::: Provided material
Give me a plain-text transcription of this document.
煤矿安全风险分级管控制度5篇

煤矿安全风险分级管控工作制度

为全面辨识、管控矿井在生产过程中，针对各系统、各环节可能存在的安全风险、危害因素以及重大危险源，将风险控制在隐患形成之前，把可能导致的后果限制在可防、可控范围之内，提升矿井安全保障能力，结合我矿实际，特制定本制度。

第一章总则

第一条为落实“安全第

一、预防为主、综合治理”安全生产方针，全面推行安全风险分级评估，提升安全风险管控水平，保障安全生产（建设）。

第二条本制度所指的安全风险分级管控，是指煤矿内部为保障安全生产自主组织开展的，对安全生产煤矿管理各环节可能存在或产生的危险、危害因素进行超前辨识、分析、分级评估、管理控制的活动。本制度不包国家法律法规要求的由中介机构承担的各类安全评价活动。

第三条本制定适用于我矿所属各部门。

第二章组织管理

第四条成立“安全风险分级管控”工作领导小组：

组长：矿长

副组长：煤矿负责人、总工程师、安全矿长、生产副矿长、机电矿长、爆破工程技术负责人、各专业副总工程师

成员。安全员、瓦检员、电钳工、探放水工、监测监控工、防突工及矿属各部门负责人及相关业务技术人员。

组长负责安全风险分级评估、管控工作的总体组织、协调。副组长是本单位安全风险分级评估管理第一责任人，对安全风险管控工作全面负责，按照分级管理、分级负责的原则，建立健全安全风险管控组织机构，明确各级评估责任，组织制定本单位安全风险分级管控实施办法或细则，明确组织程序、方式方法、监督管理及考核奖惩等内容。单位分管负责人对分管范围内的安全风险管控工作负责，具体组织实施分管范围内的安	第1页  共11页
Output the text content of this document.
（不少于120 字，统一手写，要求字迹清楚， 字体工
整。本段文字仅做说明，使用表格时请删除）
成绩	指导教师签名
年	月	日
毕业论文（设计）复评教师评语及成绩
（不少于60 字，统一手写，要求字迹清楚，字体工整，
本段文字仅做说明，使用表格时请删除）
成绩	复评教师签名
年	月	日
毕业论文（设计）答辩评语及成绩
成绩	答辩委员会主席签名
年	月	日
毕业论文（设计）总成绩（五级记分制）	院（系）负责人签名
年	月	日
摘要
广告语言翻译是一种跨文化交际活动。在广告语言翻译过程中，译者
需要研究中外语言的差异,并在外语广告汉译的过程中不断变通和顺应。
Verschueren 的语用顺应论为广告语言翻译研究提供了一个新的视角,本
::::::
What needs to be done:
Using the listing above, pick out each line that contains the word "本段文字仅做说明", then copy it.

Finished task:
整。本段文字仅做说明，使用表格时请删除）
本段文字仅做说明，使用表格时请删除）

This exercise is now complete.